* _EXERCISE INSTRUCTIONS_
Set down each line of the data below exactly as it stands, dropping the pictures.

* _RECORDED DATA_

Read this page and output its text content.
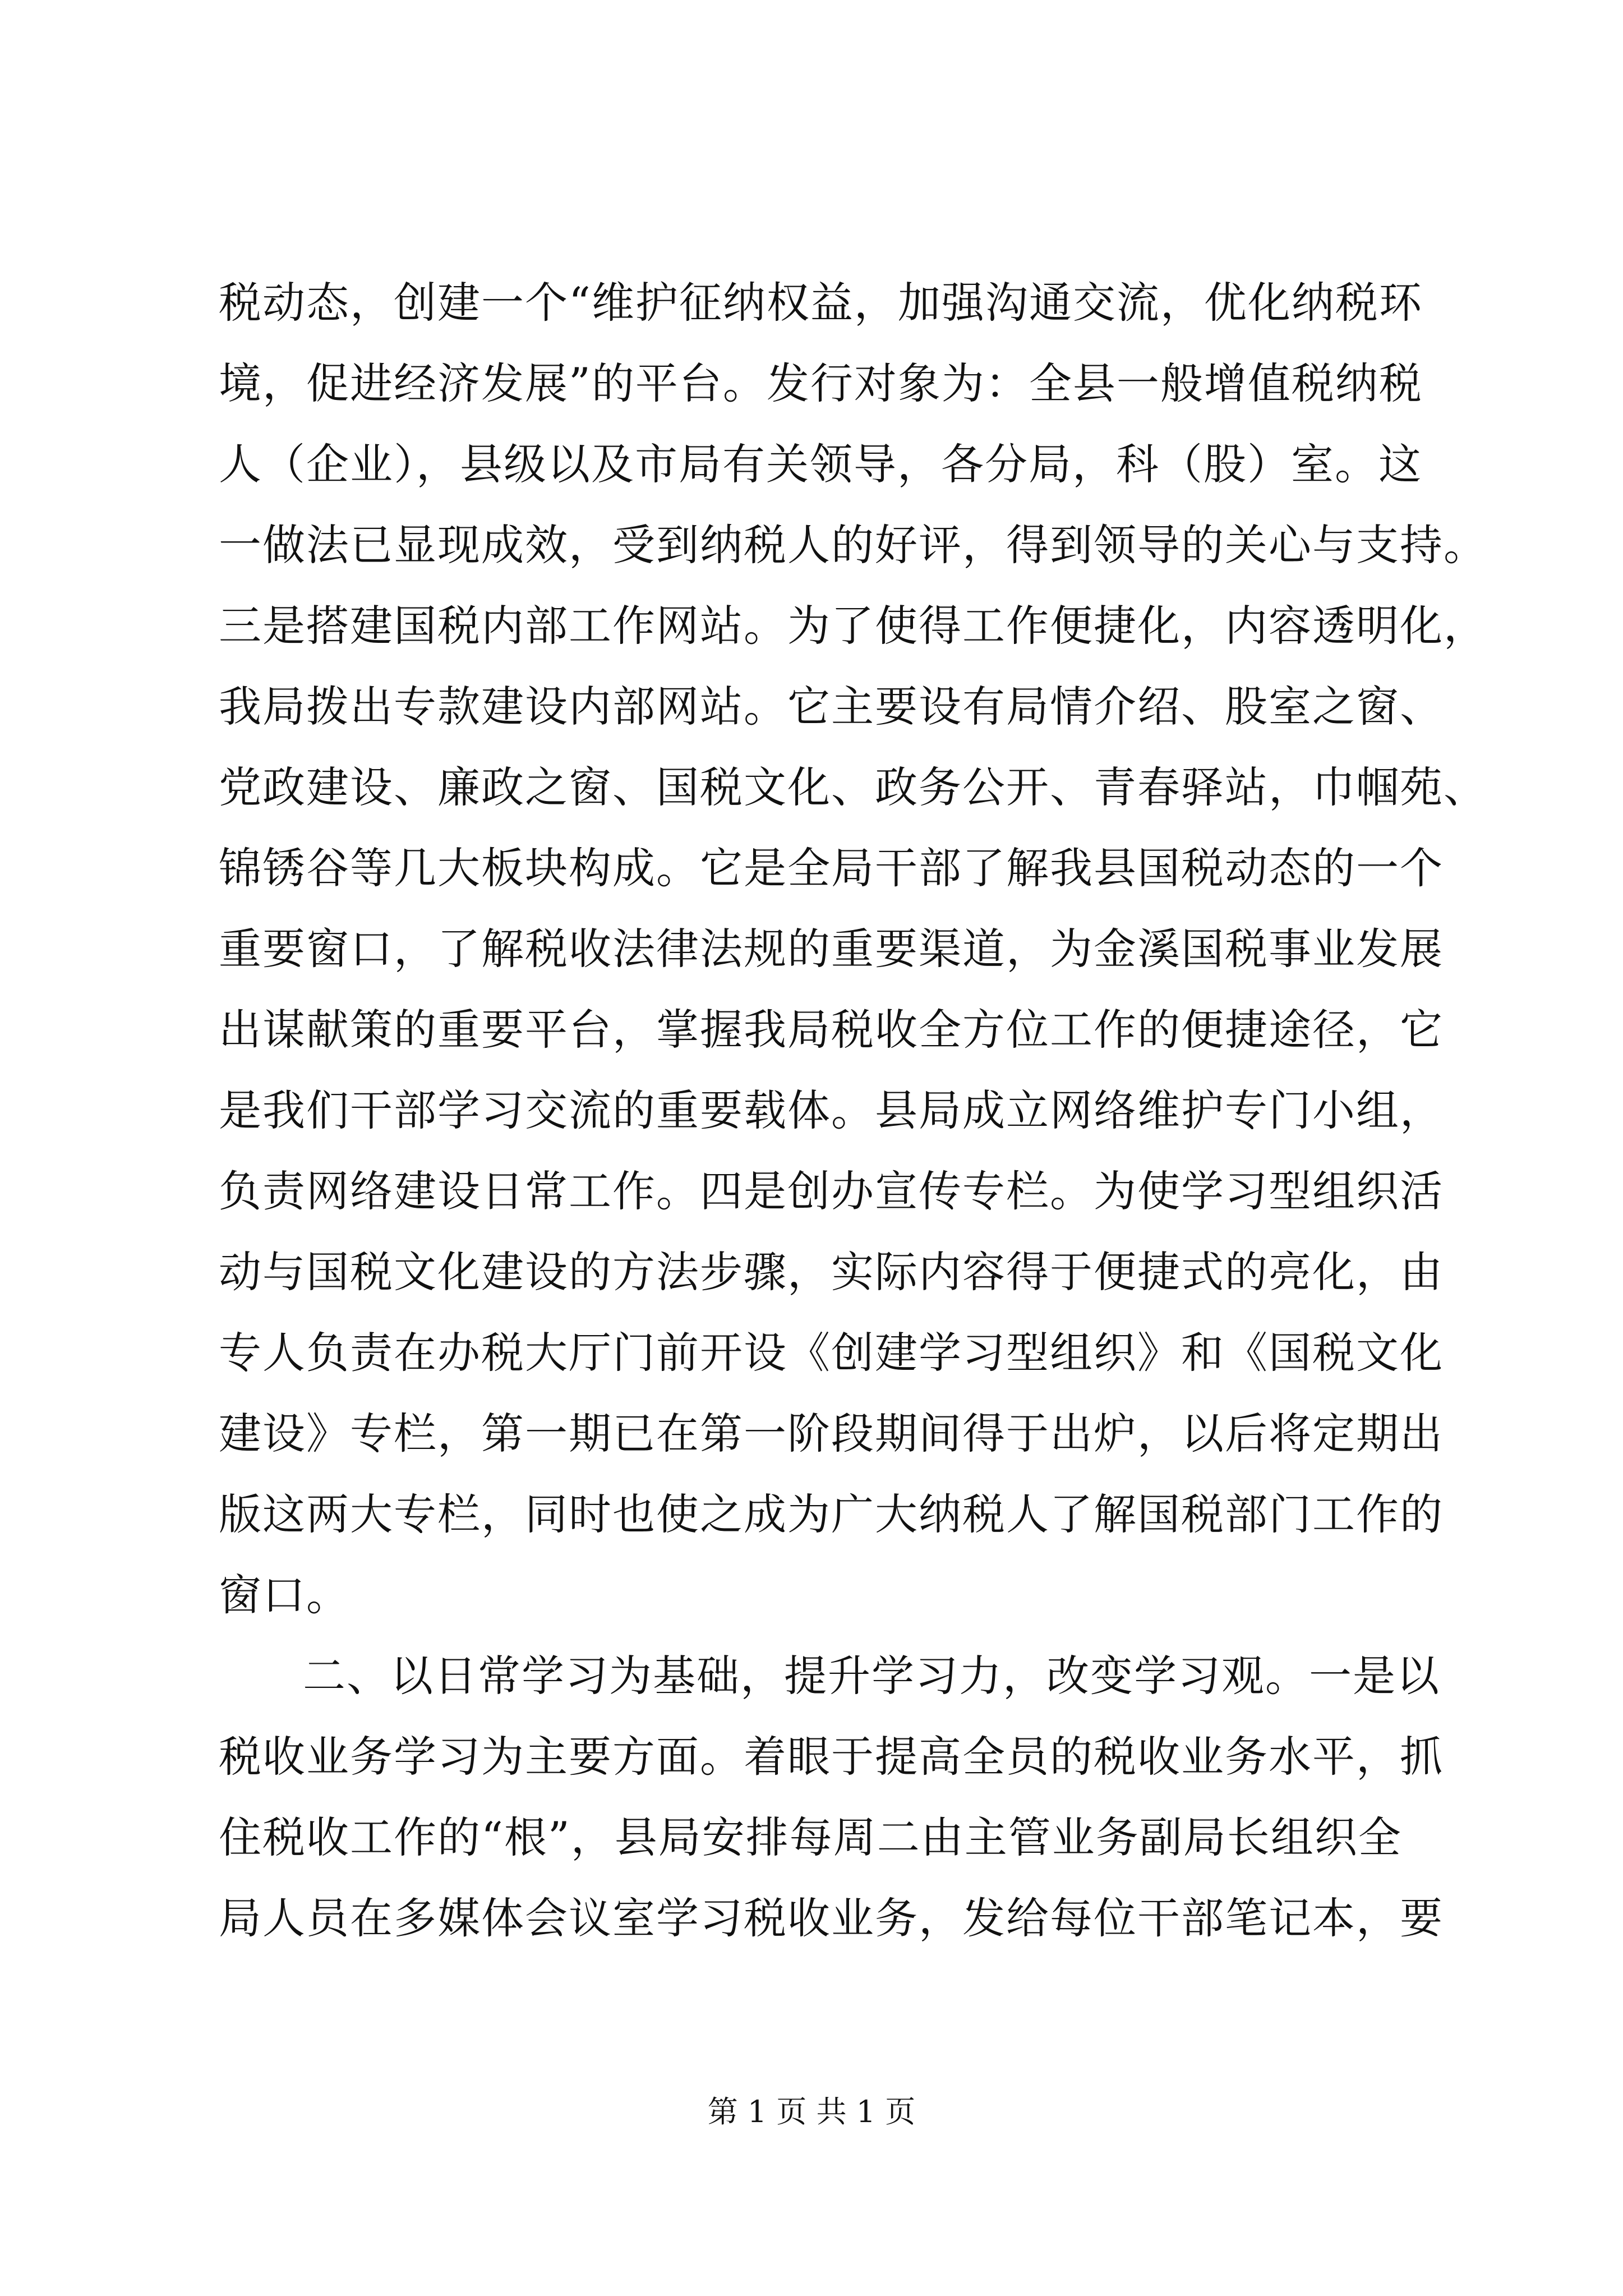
税动态，创建一个“维护征纳权益，加强沟通交流，优化纳税环
境，促进经济发展”的平台。发行对象为：全县一般增值税纳税
人（企业），县级以及市局有关领导，各分局，科（股）室。这
一做法已显现成效，受到纳税人的好评，得到领导的关心与支持。
三是搭建国税内部工作网站。为了使得工作便捷化，内容透明化，
我局拨出专款建设内部网站。它主要设有局情介绍、股室之窗、
党政建设、廉政之窗、国税文化、政务公开、青春驿站，巾帼苑、
锦锈谷等几大板块构成。它是全局干部了解我县国税动态的一个
重要窗口，了解税收法律法规的重要渠道，为金溪国税事业发展
出谋献策的重要平台，掌握我局税收全方位工作的便捷途径，它
是我们干部学习交流的重要载体。县局成立网络维护专门小组，
负责网络建设日常工作。四是创办宣传专栏。为使学习型组织活
动与国税文化建设的方法步骤，实际内容得于便捷式的亮化，由
专人负责在办税大厅门前开设《创建学习型组织》和《国税文化
建设》专栏，第一期已在第一阶段期间得于出炉，以后将定期出
版这两大专栏，同时也使之成为广大纳税人了解国税部门工作的
窗口。
二、以日常学习为基础，提升学习力，改变学习观。一是以
税收业务学习为主要方面。着眼于提高全员的税收业务水平，抓
住税收工作的“根”，县局安排每周二由主管业务副局长组织全
局人员在多媒体会议室学习税收业务，发给每位干部笔记本，要
第 1 页 共 1 页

* _EXERCISE RESPONSE_
Read this page and output its text content.
税动态，创建一个“维护征纳权益，加强沟通交流，优化纳税环
境，促进经济发展”的平台。发行对象为：全县一般增值税纳税
人（企业），县级以及市局有关领导，各分局，科（股）室。这
一做法已显现成效，受到纳税人的好评，得到领导的关心与支持。
三是搭建国税内部工作网站。为了使得工作便捷化，内容透明化，
我局拨出专款建设内部网站。它主要设有局情介绍、股室之窗、
党政建设、廉政之窗、国税文化、政务公开、青春驿站，巾帼苑、
锦锈谷等几大板块构成。它是全局干部了解我县国税动态的一个
重要窗口，了解税收法律法规的重要渠道，为金溪国税事业发展
出谋献策的重要平台，掌握我局税收全方位工作的便捷途径，它
是我们干部学习交流的重要载体。县局成立网络维护专门小组，
负责网络建设日常工作。四是创办宣传专栏。为使学习型组织活
动与国税文化建设的方法步骤，实际内容得于便捷式的亮化，由
专人负责在办税大厅门前开设《创建学习型组织》和《国税文化
建设》专栏，第一期已在第一阶段期间得于出炉，以后将定期出
版这两大专栏，同时也使之成为广大纳税人了解国税部门工作的
窗口。
二、以日常学习为基础，提升学习力，改变学习观。一是以
税收业务学习为主要方面。着眼于提高全员的税收业务水平，抓
住税收工作的“根”，县局安排每周二由主管业务副局长组织全
局人员在多媒体会议室学习税收业务，发给每位干部笔记本，要
第 1 页 共 1 页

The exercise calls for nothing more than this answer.